Compiti da svolgere ::
[1] Secondo il testo sui dividendi e Fisher, in quanti punti fondamentali si può riassumere la sua opinione sui dividendi?
[2] Dal testo sui dividendi e Fisher, cita tutto ciò che va da "Fisher ricordava che" giù fino a "diventa meno rilevante.".
[3] Riscrivi in forma più breve il paragrafo del testo sui dividendi e Fisher che comincia con "Un altro aspetto evidenziato", mantenendo i fatti principali.

Testo di partenza ::
A suo avviso, concentrarsi eccessivamente sui dividendi può distogliere l'attenzione dalle opportunità di crescita a lungo termine. Quindi suggeriva di valutare le politiche di distribuzione non come fine, ma come strumento in un quadro più ampio di investimento strategico. Questo approccio aiuta a distinguere le aziende realmente straordinarie da quelle che sembrano attraenti solo per l’ammontare dei dividendi.
 
 

Dividendi: ecco le principali riflessioni di Fisher

L'opinione di Fisher sui dividendi può essere riassunta in quattro punti fondamentali, che ogni investitore dovrebbe tenere in considerazione. 
 
Rendimento da dividendo diverso dal valore assoluto per l'azionista
 
Fisher osservava che un’azienda che distribuisce un dividendo elevato può sembrare attraente, ma se quegli utili potevano essere reinvestiti con un rendimento molto superiore al costo del capitale, allora restituirli agli azionisti potrebbe non essere una scelta ottimale. In altre parole: se l'azienda ha opportunità di crescita elevate - nuovi mercati, prodotti innovativi, maggior efficienza - trattenere gli utili può portare a un valore complessivo superiore per l'azionista rispetto alla semplice distribuzione di dividendi.
 
Il contesto dell'investitore conta
 
Fisher ricordava che l'importanza dei dividendi dipende anche dalle circostanze personali dell’investitore. Per qualcuno che ha bisogno di reddito immediato, un buon dividendo può essere un vantaggio; ma per chi è un investitore che punta al reinvestimento degli utili, un’azienda che reinveste in sé stessa può essere preferibile. Tuttavia, Fisher sottolineava di focalizzarsi su aziende eccezionali e, in quel contesto, l'irrinunciabilità del dividendo come criterio principale d'investimento diventa meno rilevante.
 
Il dividendo regolare batte quello variabile
 
Un altro aspetto evidenziato è la regolarità del dividendo: Fisher preferiva un'azienda con una politica di dividendo stabile, che aumenta gradualmente e può essere mantenuto nel tempo, piuttosto che oscillazioni o promesse altisonanti. Per l'investitore, un dividendo che può essere conteggiato sul lungo termine con ragionevole certezza è preferibile a uno elevato ma instabile.

Dati estratti ::
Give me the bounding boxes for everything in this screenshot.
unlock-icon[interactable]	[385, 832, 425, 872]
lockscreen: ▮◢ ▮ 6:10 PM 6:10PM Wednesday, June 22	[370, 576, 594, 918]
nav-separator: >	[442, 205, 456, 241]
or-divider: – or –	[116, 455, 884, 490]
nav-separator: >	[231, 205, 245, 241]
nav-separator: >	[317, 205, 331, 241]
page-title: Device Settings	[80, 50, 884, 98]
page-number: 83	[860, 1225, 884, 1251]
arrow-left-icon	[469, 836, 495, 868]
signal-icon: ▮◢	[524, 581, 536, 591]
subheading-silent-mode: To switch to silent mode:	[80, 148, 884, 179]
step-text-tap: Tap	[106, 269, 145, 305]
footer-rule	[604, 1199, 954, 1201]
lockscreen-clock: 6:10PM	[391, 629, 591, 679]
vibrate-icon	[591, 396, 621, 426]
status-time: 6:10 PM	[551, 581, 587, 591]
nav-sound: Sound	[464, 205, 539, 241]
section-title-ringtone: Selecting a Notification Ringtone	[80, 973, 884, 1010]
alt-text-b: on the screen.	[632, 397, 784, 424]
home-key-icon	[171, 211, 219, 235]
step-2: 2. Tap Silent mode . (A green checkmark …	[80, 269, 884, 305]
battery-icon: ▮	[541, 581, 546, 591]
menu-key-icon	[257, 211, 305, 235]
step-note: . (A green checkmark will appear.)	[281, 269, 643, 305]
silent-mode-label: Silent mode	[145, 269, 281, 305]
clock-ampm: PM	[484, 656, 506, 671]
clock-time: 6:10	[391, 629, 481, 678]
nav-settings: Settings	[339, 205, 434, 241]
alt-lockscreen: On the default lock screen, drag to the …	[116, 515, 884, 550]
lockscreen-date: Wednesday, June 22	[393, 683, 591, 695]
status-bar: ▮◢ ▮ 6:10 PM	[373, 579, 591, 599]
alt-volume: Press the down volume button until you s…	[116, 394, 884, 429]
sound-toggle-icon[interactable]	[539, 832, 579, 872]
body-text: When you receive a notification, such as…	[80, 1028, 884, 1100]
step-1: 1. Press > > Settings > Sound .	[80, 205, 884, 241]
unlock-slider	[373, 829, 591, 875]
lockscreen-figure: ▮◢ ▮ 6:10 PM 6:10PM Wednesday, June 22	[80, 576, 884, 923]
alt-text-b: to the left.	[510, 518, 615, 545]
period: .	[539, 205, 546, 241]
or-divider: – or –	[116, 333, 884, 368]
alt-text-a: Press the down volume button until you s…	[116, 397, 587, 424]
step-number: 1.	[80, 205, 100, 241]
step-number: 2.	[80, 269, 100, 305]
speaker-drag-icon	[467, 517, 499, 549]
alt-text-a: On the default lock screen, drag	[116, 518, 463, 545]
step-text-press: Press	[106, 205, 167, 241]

Risposte scritte ::
[1] In quattro punti fondamentali.

[2]
Fisher ricordava che l'importanza dei dividendi dipende anche dalle circostanze personali dell’investitore. Per qualcuno che ha bisogno di reddito immediato, un buon dividendo può essere un vantaggio; ma per chi è un investitore che punta al reinvestimento degli utili, un’azienda che reinveste in sé stessa può essere preferibile. Tuttavia, Fisher sottolineava di focalizzarsi su aziende eccezionali e, in quel contesto, l'irrinunciabilità del dividendo come criterio principale d'investimento diventa meno rilevante.

[3] Fisher dava peso alla regolarità del dividendo. Preferiva aziende con una politica di dividendo stabile, che cresce gradualmente e si mantiene nel tempo, invece di oscillazioni o promesse altisonanti. Per l'investitore, un dividendo su cui contare a lungo con ragionevole certezza vale più di uno elevato ma instabile.